Supplied entries:
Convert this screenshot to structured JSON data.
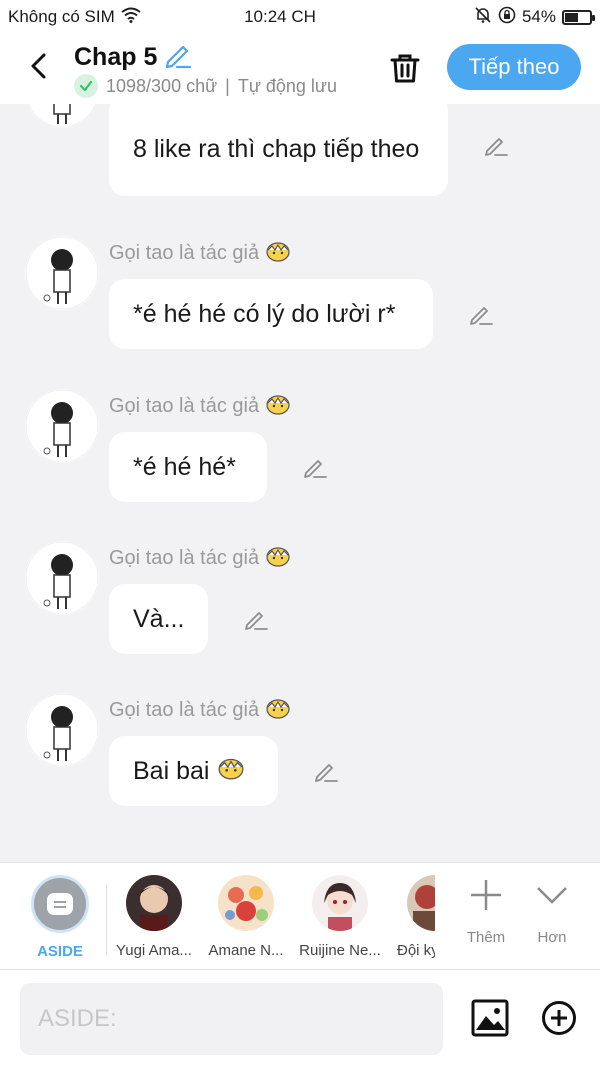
{
  "status_bar": {
    "carrier": "Không có SIM",
    "time": "10:24 CH",
    "battery": "54%",
    "battery_level": 0.54
  },
  "header": {
    "title": "Chap 5",
    "word_count": "1098/300 chữ",
    "autosave": "Tự động lưu",
    "next_label": "Tiếp theo"
  },
  "messages": [
    {
      "author": "",
      "text": "8 like ra thì chap tiếp theo"
    },
    {
      "author": "Gọi tao là tác giả",
      "text": "*é hé hé có lý do lười r*"
    },
    {
      "author": "Gọi tao là tác giả",
      "text": "*é hé hé*"
    },
    {
      "author": "Gọi tao là tác giả",
      "text": "Và..."
    },
    {
      "author": "Gọi tao là tác giả",
      "text": "Bai bai"
    }
  ],
  "characters": {
    "aside_label": "ASIDE",
    "items": [
      {
        "name": "Yugi Ama..."
      },
      {
        "name": "Amane N..."
      },
      {
        "name": "Ruijine Ne..."
      },
      {
        "name": "Đội kỵ"
      }
    ],
    "more_label": "Thêm",
    "collapse_label": "Hơn"
  },
  "input": {
    "placeholder": "ASIDE:"
  },
  "colors": {
    "accent": "#4ba7f0",
    "background": "#f2f2f4"
  }
}
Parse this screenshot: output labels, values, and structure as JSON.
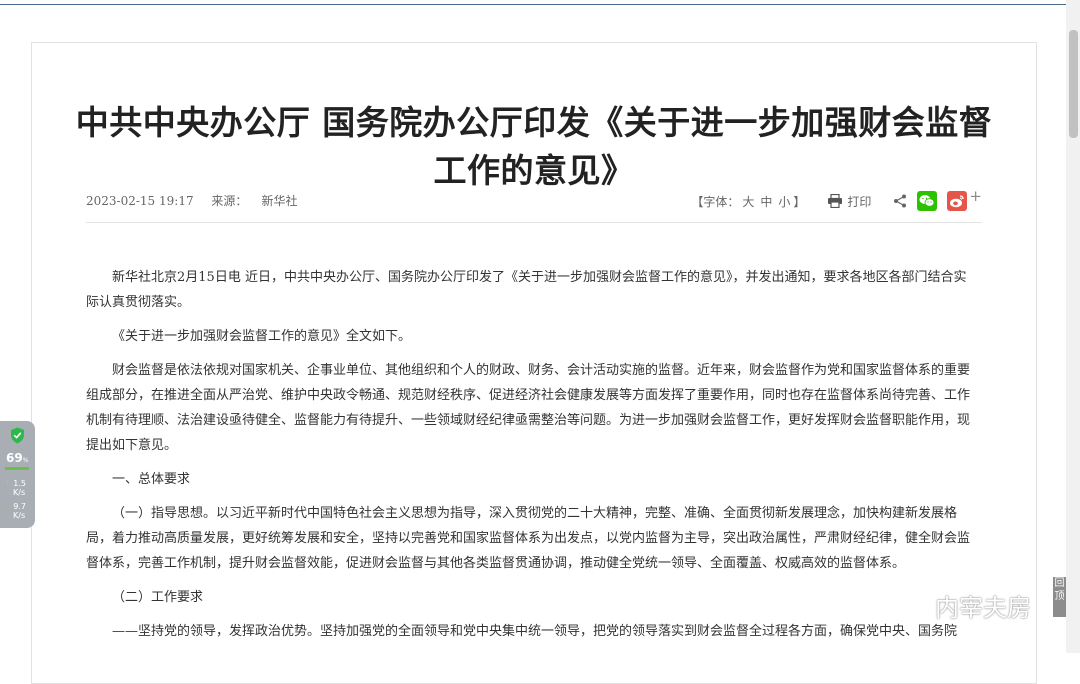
{
  "article": {
    "title": "中共中央办公厅 国务院办公厅印发《关于进一步加强财会监督工作的意见》",
    "date": "2023-02-15 19:17",
    "source_label": "来源：",
    "source": "新华社",
    "font_label_open": "【字体：",
    "font_large": "大",
    "font_medium": "中",
    "font_small": "小",
    "font_label_close": "】",
    "print_label": "打印",
    "share_plus": "+",
    "paragraphs": [
      "新华社北京2月15日电 近日，中共中央办公厅、国务院办公厅印发了《关于进一步加强财会监督工作的意见》，并发出通知，要求各地区各部门结合实际认真贯彻落实。",
      "《关于进一步加强财会监督工作的意见》全文如下。",
      "财会监督是依法依规对国家机关、企事业单位、其他组织和个人的财政、财务、会计活动实施的监督。近年来，财会监督作为党和国家监督体系的重要组成部分，在推进全面从严治党、维护中央政令畅通、规范财经秩序、促进经济社会健康发展等方面发挥了重要作用，同时也存在监督体系尚待完善、工作机制有待理顺、法治建设亟待健全、监督能力有待提升、一些领域财经纪律亟需整治等问题。为进一步加强财会监督工作，更好发挥财会监督职能作用，现提出如下意见。",
      "一、总体要求",
      "（一）指导思想。以习近平新时代中国特色社会主义思想为指导，深入贯彻党的二十大精神，完整、准确、全面贯彻新发展理念，加快构建新发展格局，着力推动高质量发展，更好统筹发展和安全，坚持以完善党和国家监督体系为出发点，以党内监督为主导，突出政治属性，严肃财经纪律，健全财会监督体系，完善工作机制，提升财会监督效能，促进财会监督与其他各类监督贯通协调，推动健全党统一领导、全面覆盖、权威高效的监督体系。",
      "（二）工作要求",
      "——坚持党的领导，发挥政治优势。坚持加强党的全面领导和党中央集中统一领导，把党的领导落实到财会监督全过程各方面，确保党中央、国务院"
    ]
  },
  "speed_widget": {
    "score": "69",
    "score_unit": "%",
    "up_value": "1.5",
    "up_unit": "K/s",
    "down_value": "9.7",
    "down_unit": "K/s"
  },
  "back_to_top": "回顶",
  "watermark": "内宰夫房",
  "colors": {
    "wechat": "#2dc100",
    "weibo": "#e6554a",
    "topline": "#4a6b8f"
  }
}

Task statement: Exclude the pictures and transcribe all of the entries exactly.

The answer:
Convert this screenshot to structured JSON data.
{
  "status_bar": {
    "carrier": "Không có SIM",
    "time": "10:24 CH",
    "battery": "54%",
    "battery_level": 0.54
  },
  "header": {
    "title": "Chap 5",
    "word_count": "1098/300 chữ",
    "autosave": "Tự động lưu",
    "next_label": "Tiếp theo"
  },
  "messages": [
    {
      "author": "",
      "text": "8 like ra thì chap tiếp theo"
    },
    {
      "author": "Gọi tao là tác giả",
      "text": "*é hé hé có lý do lười r*"
    },
    {
      "author": "Gọi tao là tác giả",
      "text": "*é hé hé*"
    },
    {
      "author": "Gọi tao là tác giả",
      "text": "Và..."
    },
    {
      "author": "Gọi tao là tác giả",
      "text": "Bai bai"
    }
  ],
  "characters": {
    "aside_label": "ASIDE",
    "items": [
      {
        "name": "Yugi Ama..."
      },
      {
        "name": "Amane N..."
      },
      {
        "name": "Ruijine Ne..."
      },
      {
        "name": "Đội kỵ"
      }
    ],
    "more_label": "Thêm",
    "collapse_label": "Hơn"
  },
  "input": {
    "placeholder": "ASIDE:"
  },
  "colors": {
    "accent": "#4ba7f0",
    "background": "#f2f2f4"
  }
}
Parse this screenshot: output labels, values, and structure as JSON.
{
  "article": {
    "title": "中共中央办公厅 国务院办公厅印发《关于进一步加强财会监督工作的意见》",
    "date": "2023-02-15 19:17",
    "source_label": "来源：",
    "source": "新华社",
    "font_label_open": "【字体：",
    "font_large": "大",
    "font_medium": "中",
    "font_small": "小",
    "font_label_close": "】",
    "print_label": "打印",
    "share_plus": "+",
    "paragraphs": [
      "新华社北京2月15日电 近日，中共中央办公厅、国务院办公厅印发了《关于进一步加强财会监督工作的意见》，并发出通知，要求各地区各部门结合实际认真贯彻落实。",
      "《关于进一步加强财会监督工作的意见》全文如下。",
      "财会监督是依法依规对国家机关、企事业单位、其他组织和个人的财政、财务、会计活动实施的监督。近年来，财会监督作为党和国家监督体系的重要组成部分，在推进全面从严治党、维护中央政令畅通、规范财经秩序、促进经济社会健康发展等方面发挥了重要作用，同时也存在监督体系尚待完善、工作机制有待理顺、法治建设亟待健全、监督能力有待提升、一些领域财经纪律亟需整治等问题。为进一步加强财会监督工作，更好发挥财会监督职能作用，现提出如下意见。",
      "一、总体要求",
      "（一）指导思想。以习近平新时代中国特色社会主义思想为指导，深入贯彻党的二十大精神，完整、准确、全面贯彻新发展理念，加快构建新发展格局，着力推动高质量发展，更好统筹发展和安全，坚持以完善党和国家监督体系为出发点，以党内监督为主导，突出政治属性，严肃财经纪律，健全财会监督体系，完善工作机制，提升财会监督效能，促进财会监督与其他各类监督贯通协调，推动健全党统一领导、全面覆盖、权威高效的监督体系。",
      "（二）工作要求",
      "——坚持党的领导，发挥政治优势。坚持加强党的全面领导和党中央集中统一领导，把党的领导落实到财会监督全过程各方面，确保党中央、国务院"
    ]
  },
  "speed_widget": {
    "score": "69",
    "score_unit": "%",
    "up_value": "1.5",
    "up_unit": "K/s",
    "down_value": "9.7",
    "down_unit": "K/s"
  },
  "back_to_top": "回顶",
  "watermark": "内宰夫房",
  "colors": {
    "wechat": "#2dc100",
    "weibo": "#e6554a",
    "topline": "#4a6b8f"
  }
}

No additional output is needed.